WHAT TO PRODUCE -
Reproduce every item below word for word, omitting the pictures.

DATASET RECORDS -
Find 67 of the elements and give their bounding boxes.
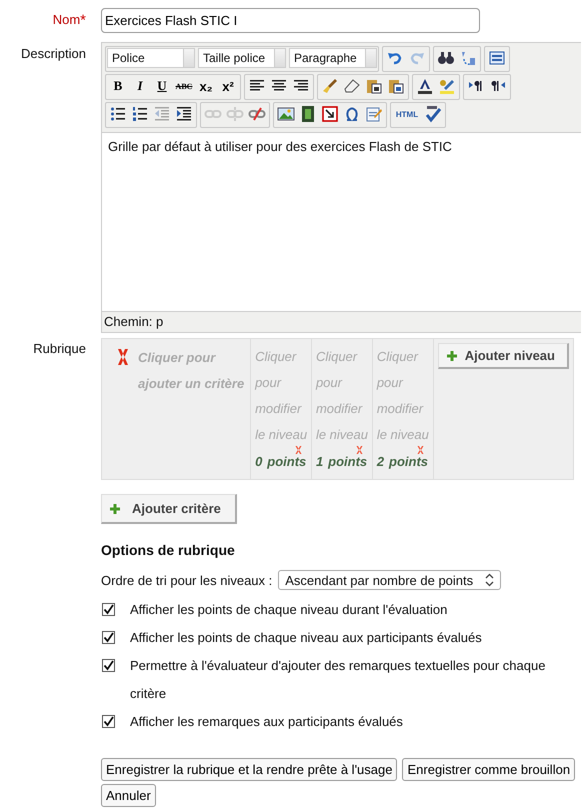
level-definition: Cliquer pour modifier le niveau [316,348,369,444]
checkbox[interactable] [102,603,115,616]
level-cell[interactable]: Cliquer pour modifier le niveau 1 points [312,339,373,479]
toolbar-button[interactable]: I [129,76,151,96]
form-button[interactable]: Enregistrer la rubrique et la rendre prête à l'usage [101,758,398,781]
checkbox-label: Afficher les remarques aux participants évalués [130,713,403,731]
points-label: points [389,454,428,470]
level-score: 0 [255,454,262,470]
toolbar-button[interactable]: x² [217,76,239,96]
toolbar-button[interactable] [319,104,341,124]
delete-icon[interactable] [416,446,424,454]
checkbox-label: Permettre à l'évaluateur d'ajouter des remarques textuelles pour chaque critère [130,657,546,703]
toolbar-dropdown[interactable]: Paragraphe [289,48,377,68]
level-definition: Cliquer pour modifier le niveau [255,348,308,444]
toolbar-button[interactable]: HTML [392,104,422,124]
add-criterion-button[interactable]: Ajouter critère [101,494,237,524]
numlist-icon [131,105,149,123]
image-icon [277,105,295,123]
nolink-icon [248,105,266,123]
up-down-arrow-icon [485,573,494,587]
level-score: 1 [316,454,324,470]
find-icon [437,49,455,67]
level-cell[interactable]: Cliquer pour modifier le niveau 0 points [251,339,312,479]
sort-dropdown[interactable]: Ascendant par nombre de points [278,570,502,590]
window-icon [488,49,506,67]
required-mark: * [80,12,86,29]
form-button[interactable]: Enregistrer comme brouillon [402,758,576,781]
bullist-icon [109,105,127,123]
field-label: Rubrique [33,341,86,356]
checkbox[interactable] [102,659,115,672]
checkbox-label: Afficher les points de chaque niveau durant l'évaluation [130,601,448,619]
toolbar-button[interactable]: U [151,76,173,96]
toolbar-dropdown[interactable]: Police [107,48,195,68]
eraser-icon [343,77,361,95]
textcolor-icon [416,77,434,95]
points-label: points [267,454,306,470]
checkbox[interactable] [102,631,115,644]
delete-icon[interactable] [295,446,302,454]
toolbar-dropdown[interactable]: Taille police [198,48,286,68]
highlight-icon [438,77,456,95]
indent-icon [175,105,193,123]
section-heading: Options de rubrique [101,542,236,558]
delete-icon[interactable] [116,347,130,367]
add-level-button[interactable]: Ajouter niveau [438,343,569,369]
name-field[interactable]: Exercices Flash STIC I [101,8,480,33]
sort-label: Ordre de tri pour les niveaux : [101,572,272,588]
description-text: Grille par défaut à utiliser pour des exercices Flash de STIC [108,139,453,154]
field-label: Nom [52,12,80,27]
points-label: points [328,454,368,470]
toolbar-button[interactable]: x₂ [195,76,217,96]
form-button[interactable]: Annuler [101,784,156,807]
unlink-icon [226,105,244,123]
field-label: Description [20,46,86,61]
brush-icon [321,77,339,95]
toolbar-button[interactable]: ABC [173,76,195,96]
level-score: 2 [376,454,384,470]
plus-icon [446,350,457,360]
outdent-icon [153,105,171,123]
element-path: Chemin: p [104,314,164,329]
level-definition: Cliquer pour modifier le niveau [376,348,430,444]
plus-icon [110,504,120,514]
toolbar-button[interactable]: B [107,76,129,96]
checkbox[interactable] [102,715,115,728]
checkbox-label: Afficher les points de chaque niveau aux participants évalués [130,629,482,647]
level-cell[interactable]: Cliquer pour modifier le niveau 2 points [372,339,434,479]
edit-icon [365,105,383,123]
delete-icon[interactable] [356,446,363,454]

SOLUTION TO THIS EXERCISE -
Find 67 of the elements and give their bounding boxes.
level-definition: Cliquer pour modifier le niveau [316,348,369,444]
checkbox[interactable] [102,603,115,616]
level-cell[interactable]: Cliquer pour modifier le niveau 1 points [312,339,373,479]
toolbar-button[interactable]: I [129,76,151,96]
form-button[interactable]: Enregistrer la rubrique et la rendre prête à l'usage [101,758,398,781]
checkbox-label: Afficher les remarques aux participants évalués [130,713,403,731]
points-label: points [389,454,428,470]
level-score: 0 [255,454,262,470]
toolbar-button[interactable]: x² [217,76,239,96]
toolbar-button[interactable] [319,104,341,124]
delete-icon[interactable] [416,446,424,454]
checkbox-label: Permettre à l'évaluateur d'ajouter des remarques textuelles pour chaque critère [130,657,546,703]
toolbar-dropdown[interactable]: Paragraphe [289,48,377,68]
level-definition: Cliquer pour modifier le niveau [255,348,308,444]
toolbar-button[interactable]: HTML [392,104,422,124]
add-criterion-button[interactable]: Ajouter critère [101,494,237,524]
numlist-icon [131,105,149,123]
image-icon [277,105,295,123]
nolink-icon [248,105,266,123]
up-down-arrow-icon [485,573,494,587]
level-score: 1 [316,454,324,470]
find-icon [437,49,455,67]
level-cell[interactable]: Cliquer pour modifier le niveau 0 points [251,339,312,479]
sort-dropdown[interactable]: Ascendant par nombre de points [278,570,502,590]
window-icon [488,49,506,67]
required-mark: * [80,12,86,29]
form-button[interactable]: Enregistrer comme brouillon [402,758,576,781]
bullist-icon [109,105,127,123]
field-label: Rubrique [33,341,86,356]
checkbox[interactable] [102,659,115,672]
checkbox-label: Afficher les points de chaque niveau durant l'évaluation [130,601,448,619]
toolbar-button[interactable]: U [151,76,173,96]
toolbar-dropdown[interactable]: Police [107,48,195,68]
eraser-icon [343,77,361,95]
textcolor-icon [416,77,434,95]
points-label: points [267,454,306,470]
checkbox[interactable] [102,631,115,644]
delete-icon[interactable] [295,446,302,454]
toolbar-dropdown[interactable]: Taille police [198,48,286,68]
highlight-icon [438,77,456,95]
indent-icon [175,105,193,123]
section-heading: Options de rubrique [101,542,236,558]
delete-icon[interactable] [116,347,130,367]
add-level-button[interactable]: Ajouter niveau [438,343,569,369]
name-field[interactable]: Exercices Flash STIC I [101,8,480,33]
sort-label: Ordre de tri pour les niveaux : [101,572,272,588]
description-text: Grille par défaut à utiliser pour des exercices Flash de STIC [108,139,453,154]
field-label: Nom [52,12,80,27]
points-label: points [328,454,368,470]
toolbar-button[interactable]: x₂ [195,76,217,96]
form-button[interactable]: Annuler [101,784,156,807]
unlink-icon [226,105,244,123]
field-label: Description [20,46,86,61]
brush-icon [321,77,339,95]
toolbar-button[interactable]: ABC [173,76,195,96]
level-score: 2 [376,454,384,470]
plus-icon [446,350,457,360]
outdent-icon [153,105,171,123]
element-path: Chemin: p [104,314,164,329]
level-definition: Cliquer pour modifier le niveau [376,348,430,444]
plus-icon [110,504,120,514]
toolbar-button[interactable]: B [107,76,129,96]
checkbox[interactable] [102,715,115,728]
checkbox-label: Afficher les points de chaque niveau aux participants évalués [130,629,482,647]
level-cell[interactable]: Cliquer pour modifier le niveau 2 points [372,339,434,479]
edit-icon [365,105,383,123]
delete-icon[interactable] [356,446,363,454]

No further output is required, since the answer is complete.